◆ WRITTEN INSTRUCTION ◆
From the entries that follow, pick out all lines holding "title".
+ + +
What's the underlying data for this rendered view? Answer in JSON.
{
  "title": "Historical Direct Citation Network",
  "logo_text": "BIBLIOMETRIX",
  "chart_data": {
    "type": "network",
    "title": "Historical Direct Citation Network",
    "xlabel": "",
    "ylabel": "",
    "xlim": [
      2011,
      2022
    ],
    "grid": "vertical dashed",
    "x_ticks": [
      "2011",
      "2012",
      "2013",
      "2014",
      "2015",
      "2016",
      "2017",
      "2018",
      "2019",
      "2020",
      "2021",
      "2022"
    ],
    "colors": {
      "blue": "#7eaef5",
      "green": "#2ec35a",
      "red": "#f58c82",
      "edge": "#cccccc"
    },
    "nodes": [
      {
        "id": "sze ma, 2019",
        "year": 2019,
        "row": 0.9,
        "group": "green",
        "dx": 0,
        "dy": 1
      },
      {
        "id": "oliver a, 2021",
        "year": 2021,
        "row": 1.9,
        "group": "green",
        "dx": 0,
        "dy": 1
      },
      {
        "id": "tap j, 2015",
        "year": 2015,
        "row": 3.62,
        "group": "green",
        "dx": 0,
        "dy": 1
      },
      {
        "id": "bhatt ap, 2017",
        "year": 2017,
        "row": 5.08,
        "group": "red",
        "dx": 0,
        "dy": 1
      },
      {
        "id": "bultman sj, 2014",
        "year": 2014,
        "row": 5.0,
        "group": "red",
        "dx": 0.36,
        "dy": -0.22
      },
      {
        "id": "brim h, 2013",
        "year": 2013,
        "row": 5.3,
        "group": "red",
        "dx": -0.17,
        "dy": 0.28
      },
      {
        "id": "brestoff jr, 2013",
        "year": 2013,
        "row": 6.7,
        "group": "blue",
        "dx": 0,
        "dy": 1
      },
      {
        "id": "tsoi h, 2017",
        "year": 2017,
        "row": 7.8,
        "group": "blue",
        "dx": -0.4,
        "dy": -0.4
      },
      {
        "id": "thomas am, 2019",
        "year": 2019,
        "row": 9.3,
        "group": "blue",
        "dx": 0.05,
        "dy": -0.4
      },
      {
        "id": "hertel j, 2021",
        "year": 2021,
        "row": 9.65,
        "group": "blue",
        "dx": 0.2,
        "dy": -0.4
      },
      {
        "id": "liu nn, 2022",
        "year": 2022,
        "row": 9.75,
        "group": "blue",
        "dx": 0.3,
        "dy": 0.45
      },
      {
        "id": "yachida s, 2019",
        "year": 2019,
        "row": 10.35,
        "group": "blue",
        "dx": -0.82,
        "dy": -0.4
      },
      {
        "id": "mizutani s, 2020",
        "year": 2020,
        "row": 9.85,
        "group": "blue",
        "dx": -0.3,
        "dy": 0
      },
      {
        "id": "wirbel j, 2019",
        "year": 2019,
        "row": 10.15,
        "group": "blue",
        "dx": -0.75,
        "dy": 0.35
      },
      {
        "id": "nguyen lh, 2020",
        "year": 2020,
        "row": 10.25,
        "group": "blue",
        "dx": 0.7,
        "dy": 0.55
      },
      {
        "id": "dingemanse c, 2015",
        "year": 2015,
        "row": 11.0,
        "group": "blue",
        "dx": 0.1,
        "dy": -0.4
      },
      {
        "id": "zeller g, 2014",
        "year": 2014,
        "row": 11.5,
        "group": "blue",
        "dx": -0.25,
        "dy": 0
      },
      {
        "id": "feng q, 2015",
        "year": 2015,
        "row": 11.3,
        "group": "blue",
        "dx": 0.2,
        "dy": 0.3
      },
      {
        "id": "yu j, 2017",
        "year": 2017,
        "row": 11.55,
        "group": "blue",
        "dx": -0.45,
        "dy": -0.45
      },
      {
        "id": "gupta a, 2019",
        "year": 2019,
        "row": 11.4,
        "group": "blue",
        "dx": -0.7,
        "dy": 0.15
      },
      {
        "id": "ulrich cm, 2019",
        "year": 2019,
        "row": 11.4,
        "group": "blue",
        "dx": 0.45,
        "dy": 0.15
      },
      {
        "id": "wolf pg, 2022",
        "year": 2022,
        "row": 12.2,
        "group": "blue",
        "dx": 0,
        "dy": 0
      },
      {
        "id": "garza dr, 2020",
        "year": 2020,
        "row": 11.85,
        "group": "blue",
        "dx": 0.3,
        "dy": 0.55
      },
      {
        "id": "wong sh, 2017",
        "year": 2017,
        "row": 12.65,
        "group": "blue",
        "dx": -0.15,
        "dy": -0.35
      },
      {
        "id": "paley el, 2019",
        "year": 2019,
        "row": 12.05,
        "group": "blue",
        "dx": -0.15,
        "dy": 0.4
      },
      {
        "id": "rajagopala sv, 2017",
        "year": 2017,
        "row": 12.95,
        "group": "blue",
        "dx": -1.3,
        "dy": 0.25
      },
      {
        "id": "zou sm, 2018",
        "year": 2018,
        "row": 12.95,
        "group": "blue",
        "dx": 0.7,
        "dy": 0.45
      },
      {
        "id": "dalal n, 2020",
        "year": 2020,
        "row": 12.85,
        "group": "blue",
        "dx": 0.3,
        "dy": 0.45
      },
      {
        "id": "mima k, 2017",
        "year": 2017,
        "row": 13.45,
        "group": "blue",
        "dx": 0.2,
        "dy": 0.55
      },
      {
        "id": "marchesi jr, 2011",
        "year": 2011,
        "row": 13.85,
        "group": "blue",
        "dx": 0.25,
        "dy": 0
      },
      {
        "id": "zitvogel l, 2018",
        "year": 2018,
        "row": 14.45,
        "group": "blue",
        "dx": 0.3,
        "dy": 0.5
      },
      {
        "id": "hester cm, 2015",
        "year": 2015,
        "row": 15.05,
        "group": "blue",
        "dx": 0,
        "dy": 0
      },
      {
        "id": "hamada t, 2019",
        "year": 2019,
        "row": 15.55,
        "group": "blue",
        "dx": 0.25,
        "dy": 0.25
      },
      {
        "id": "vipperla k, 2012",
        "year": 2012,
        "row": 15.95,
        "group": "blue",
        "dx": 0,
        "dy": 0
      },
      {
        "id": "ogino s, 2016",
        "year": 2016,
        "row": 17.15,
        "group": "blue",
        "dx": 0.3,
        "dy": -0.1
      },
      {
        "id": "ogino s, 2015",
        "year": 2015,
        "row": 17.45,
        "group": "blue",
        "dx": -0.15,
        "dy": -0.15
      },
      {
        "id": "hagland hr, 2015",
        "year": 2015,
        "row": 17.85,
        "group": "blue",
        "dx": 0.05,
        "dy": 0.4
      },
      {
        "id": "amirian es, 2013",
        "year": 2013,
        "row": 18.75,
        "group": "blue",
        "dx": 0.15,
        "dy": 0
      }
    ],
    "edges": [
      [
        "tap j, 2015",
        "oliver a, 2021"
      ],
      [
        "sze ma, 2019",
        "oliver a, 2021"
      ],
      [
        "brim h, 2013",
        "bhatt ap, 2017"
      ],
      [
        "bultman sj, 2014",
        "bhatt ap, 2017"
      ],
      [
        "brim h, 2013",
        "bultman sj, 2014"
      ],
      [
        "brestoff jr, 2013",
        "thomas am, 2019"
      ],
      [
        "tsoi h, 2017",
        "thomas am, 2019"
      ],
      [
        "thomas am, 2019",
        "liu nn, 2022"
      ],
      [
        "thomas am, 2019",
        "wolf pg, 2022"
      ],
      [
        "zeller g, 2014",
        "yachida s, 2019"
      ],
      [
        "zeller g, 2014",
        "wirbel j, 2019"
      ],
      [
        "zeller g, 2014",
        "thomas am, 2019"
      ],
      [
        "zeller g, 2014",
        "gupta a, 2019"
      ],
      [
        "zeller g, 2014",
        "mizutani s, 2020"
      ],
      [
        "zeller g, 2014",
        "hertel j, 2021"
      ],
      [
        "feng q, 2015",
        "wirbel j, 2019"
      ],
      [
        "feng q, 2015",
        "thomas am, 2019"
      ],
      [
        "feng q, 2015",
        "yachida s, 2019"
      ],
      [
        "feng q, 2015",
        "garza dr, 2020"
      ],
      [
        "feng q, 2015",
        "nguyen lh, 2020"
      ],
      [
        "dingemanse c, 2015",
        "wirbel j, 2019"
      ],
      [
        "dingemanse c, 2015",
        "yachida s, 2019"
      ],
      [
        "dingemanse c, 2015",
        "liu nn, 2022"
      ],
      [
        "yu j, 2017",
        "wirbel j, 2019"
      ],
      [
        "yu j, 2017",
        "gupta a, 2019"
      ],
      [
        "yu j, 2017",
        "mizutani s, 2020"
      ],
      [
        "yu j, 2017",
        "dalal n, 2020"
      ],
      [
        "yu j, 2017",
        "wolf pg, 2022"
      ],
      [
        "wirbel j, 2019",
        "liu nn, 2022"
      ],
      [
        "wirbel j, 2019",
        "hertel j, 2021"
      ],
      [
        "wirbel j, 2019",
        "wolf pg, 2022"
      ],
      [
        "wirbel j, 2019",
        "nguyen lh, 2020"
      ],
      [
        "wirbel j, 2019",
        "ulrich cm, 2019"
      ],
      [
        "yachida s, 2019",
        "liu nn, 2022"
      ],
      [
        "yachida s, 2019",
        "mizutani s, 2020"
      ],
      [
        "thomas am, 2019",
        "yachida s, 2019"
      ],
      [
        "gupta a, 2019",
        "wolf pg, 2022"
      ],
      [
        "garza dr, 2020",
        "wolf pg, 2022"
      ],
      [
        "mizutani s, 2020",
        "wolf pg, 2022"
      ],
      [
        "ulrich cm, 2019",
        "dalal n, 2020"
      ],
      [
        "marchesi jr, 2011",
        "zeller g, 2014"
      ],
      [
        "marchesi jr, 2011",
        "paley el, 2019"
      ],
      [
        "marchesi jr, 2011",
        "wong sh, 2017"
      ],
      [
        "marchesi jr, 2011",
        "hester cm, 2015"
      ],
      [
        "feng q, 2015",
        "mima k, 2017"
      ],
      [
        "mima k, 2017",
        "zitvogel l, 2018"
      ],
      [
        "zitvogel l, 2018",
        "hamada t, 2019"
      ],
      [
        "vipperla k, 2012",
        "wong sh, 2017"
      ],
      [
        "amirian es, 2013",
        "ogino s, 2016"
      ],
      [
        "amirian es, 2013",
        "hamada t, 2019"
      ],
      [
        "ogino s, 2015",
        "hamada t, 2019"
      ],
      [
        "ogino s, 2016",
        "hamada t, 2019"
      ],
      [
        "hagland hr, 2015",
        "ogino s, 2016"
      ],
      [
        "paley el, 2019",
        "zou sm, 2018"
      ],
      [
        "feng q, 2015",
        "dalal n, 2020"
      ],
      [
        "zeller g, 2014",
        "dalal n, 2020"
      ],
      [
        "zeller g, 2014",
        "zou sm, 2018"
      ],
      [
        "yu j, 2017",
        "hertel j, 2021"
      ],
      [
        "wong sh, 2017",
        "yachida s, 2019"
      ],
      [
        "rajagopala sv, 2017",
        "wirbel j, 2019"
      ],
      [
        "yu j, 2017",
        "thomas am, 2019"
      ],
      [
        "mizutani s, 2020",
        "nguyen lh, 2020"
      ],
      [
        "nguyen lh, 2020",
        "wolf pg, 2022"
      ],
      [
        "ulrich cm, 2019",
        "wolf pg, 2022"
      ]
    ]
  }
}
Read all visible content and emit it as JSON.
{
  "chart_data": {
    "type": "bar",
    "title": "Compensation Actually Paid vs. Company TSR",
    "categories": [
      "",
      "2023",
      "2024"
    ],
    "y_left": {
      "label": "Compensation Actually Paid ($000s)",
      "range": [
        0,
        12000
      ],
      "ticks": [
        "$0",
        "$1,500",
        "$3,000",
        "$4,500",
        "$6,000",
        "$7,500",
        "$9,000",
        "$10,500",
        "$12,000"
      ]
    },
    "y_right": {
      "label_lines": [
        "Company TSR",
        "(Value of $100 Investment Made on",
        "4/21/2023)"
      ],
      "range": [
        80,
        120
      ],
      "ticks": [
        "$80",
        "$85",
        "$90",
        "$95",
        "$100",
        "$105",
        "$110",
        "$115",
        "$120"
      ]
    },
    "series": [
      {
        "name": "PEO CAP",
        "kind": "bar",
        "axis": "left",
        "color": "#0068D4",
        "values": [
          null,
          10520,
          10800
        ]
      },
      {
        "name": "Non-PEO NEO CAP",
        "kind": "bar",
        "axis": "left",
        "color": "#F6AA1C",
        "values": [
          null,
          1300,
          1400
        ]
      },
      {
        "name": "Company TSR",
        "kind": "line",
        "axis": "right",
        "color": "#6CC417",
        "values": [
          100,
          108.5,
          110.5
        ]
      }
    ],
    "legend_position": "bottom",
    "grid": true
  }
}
+ + +
◆ TASK RESPONSE ◆
  "title": "Historical Direct Citation Network",
    "title": "Historical Direct Citation Network",
    "title": "Compensation Actually Paid vs. Company TSR",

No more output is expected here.